■ Task goal ■
Write out the entire listing below exactly, with the pictures left out.

◆ ◆ ◆ ◆ ◆

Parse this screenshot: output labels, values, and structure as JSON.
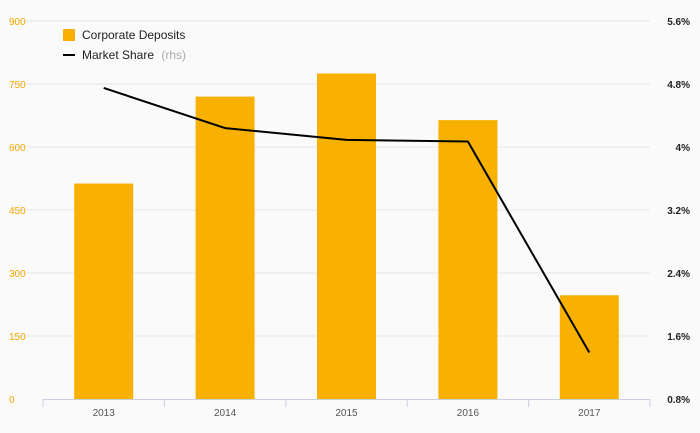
{
  "chart_data": {
    "type": "bar",
    "categories": [
      "2013",
      "2014",
      "2015",
      "2016",
      "2017"
    ],
    "series": [
      {
        "name": "Corporate Deposits",
        "type": "bar",
        "axis": "left",
        "color": "#f8b100",
        "values": [
          513,
          720,
          775,
          664,
          247
        ]
      },
      {
        "name": "Market Share",
        "name_suffix": "(rhs)",
        "type": "line",
        "axis": "right",
        "color": "#000000",
        "values": [
          4.75,
          4.24,
          4.09,
          4.07,
          1.39
        ]
      }
    ],
    "left_axis": {
      "ylim": [
        0,
        900
      ],
      "ticks": [
        "900",
        "750",
        "600",
        "450",
        "300",
        "150",
        "0"
      ],
      "tick_values": [
        900,
        750,
        600,
        450,
        300,
        150,
        0
      ]
    },
    "right_axis": {
      "ylim": [
        0.8,
        5.6
      ],
      "ticks": [
        "5.6%",
        "4.8%",
        "4%",
        "3.2%",
        "2.4%",
        "1.6%",
        "0.8%"
      ],
      "tick_values": [
        5.6,
        4.8,
        4.0,
        3.2,
        2.4,
        1.6,
        0.8
      ]
    },
    "grid": true,
    "legend_position": "top-left",
    "colors": {
      "left_axis_text": "#f5a800",
      "gridline": "#e6e6e6",
      "x_axis": "#c8d0e0"
    }
  }
}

◆ ◆ ◆ ◆ ◆

■ Solution ■
Parse this screenshot: output labels, values, and structure as JSON.
{
  "chart_data": {
    "type": "bar",
    "categories": [
      "2013",
      "2014",
      "2015",
      "2016",
      "2017"
    ],
    "series": [
      {
        "name": "Corporate Deposits",
        "type": "bar",
        "axis": "left",
        "color": "#f8b100",
        "values": [
          513,
          720,
          775,
          664,
          247
        ]
      },
      {
        "name": "Market Share",
        "name_suffix": "(rhs)",
        "type": "line",
        "axis": "right",
        "color": "#000000",
        "values": [
          4.75,
          4.24,
          4.09,
          4.07,
          1.39
        ]
      }
    ],
    "left_axis": {
      "ylim": [
        0,
        900
      ],
      "ticks": [
        "900",
        "750",
        "600",
        "450",
        "300",
        "150",
        "0"
      ],
      "tick_values": [
        900,
        750,
        600,
        450,
        300,
        150,
        0
      ]
    },
    "right_axis": {
      "ylim": [
        0.8,
        5.6
      ],
      "ticks": [
        "5.6%",
        "4.8%",
        "4%",
        "3.2%",
        "2.4%",
        "1.6%",
        "0.8%"
      ],
      "tick_values": [
        5.6,
        4.8,
        4.0,
        3.2,
        2.4,
        1.6,
        0.8
      ]
    },
    "grid": true,
    "legend_position": "top-left",
    "colors": {
      "left_axis_text": "#f5a800",
      "gridline": "#e6e6e6",
      "x_axis": "#c8d0e0"
    }
  }
}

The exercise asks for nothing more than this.